* Source extract *

In this project, we will implement imitation learning/reinforcement learning to train an agent to drive in SuperTuxKart.
Please refer to the official documention regarding installation.
Papers of Choice
You may choose to implement one of the four algorithms:
- Behaviour Cloning: ALVINN: An Autonomous Land Vehicle in a Neural Network include the 1 neuron skip connection.
- DAgger: A Reduction of Imitation Learning and Structured Prediction to No-Regret Online Learning
- PPO: Proximal Policy Optimization Algorithms
- SAC: Soft Actor-Critic: Off-Policy Maximum Entropy Deep Reinforcement Learning with a Stochastic Actor
For the later two algorithms it is fine to use off-the-shelf implementations of the RL algorithm, and taylor it to supertux. Please implement Behavior cloning and DAgger from scratch.

* The exercise *
Extend the project description on training a SuperTuxKart driving agent, carrying on after its final sentence.

* Provided records *
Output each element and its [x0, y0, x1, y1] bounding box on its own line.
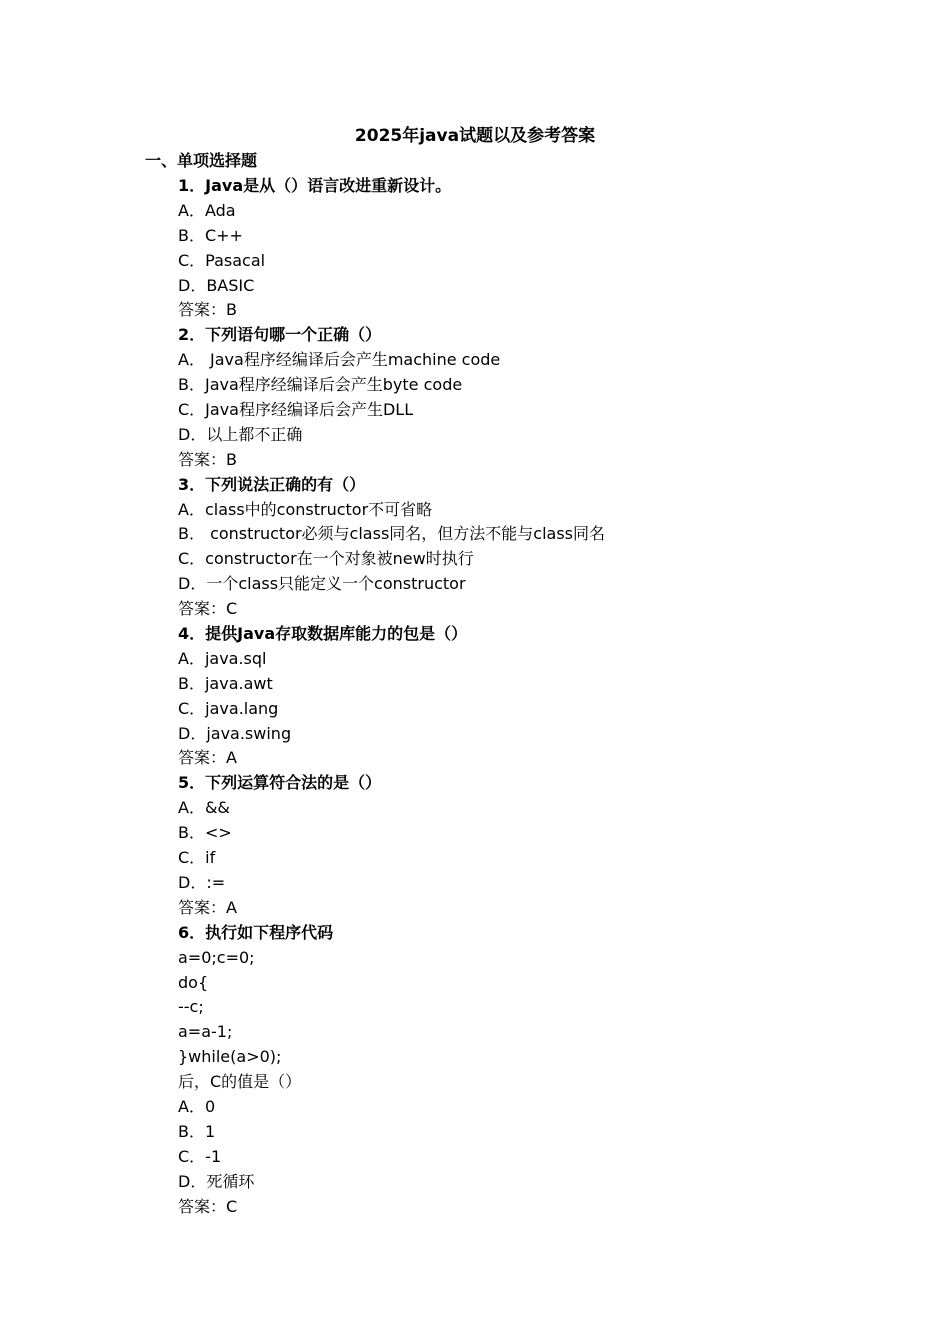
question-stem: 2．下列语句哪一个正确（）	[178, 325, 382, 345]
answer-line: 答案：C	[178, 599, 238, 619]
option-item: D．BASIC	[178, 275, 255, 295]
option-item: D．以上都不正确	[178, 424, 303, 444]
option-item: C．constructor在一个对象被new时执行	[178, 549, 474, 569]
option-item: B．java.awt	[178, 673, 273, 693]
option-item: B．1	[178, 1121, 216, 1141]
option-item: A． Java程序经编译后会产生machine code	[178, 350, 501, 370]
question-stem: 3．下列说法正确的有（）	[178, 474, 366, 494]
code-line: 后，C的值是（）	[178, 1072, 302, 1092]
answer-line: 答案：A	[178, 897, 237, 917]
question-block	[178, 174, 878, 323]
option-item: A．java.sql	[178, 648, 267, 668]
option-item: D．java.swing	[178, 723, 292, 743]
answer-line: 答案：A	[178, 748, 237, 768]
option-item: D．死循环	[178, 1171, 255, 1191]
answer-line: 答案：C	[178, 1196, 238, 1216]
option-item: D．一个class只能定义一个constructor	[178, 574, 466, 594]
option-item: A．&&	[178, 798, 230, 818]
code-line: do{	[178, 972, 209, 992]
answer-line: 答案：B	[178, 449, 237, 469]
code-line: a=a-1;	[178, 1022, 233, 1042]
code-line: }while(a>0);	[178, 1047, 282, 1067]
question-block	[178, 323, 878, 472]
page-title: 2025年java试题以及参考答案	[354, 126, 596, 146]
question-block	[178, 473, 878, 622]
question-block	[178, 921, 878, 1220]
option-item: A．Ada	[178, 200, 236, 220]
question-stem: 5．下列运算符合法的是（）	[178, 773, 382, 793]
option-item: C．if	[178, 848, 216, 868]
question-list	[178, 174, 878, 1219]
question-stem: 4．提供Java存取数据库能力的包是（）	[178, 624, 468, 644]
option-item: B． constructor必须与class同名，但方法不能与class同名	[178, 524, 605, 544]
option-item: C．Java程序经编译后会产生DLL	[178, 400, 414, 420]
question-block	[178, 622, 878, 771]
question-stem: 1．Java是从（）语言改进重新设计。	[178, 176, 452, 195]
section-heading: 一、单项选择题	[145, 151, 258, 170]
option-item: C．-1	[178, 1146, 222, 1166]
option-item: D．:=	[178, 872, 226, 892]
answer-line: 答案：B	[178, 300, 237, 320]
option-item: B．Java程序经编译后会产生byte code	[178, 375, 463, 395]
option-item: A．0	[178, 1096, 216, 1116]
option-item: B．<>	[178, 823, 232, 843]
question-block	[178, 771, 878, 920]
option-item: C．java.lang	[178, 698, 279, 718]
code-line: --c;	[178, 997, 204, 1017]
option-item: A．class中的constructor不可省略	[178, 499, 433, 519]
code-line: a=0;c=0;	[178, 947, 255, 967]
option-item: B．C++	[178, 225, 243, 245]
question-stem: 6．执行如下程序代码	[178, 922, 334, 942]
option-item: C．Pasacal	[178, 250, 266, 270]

* Task answer *
Please explicitly specify which algorithm you choose implement, and upload the training code in your
.zip submission file.
Your agent will be evaluated on the
lighthouse track, and the performance is measured as distance down the track traveled under 2 minutes. If your agent finishes the track under 2 minutes, you will get full credit.
If you choose to implement RL (PPO or SAC), you can optionally use the sampling function we provide in
project/utils.py. It depends on the
ray library, which you can install with
pip install ray.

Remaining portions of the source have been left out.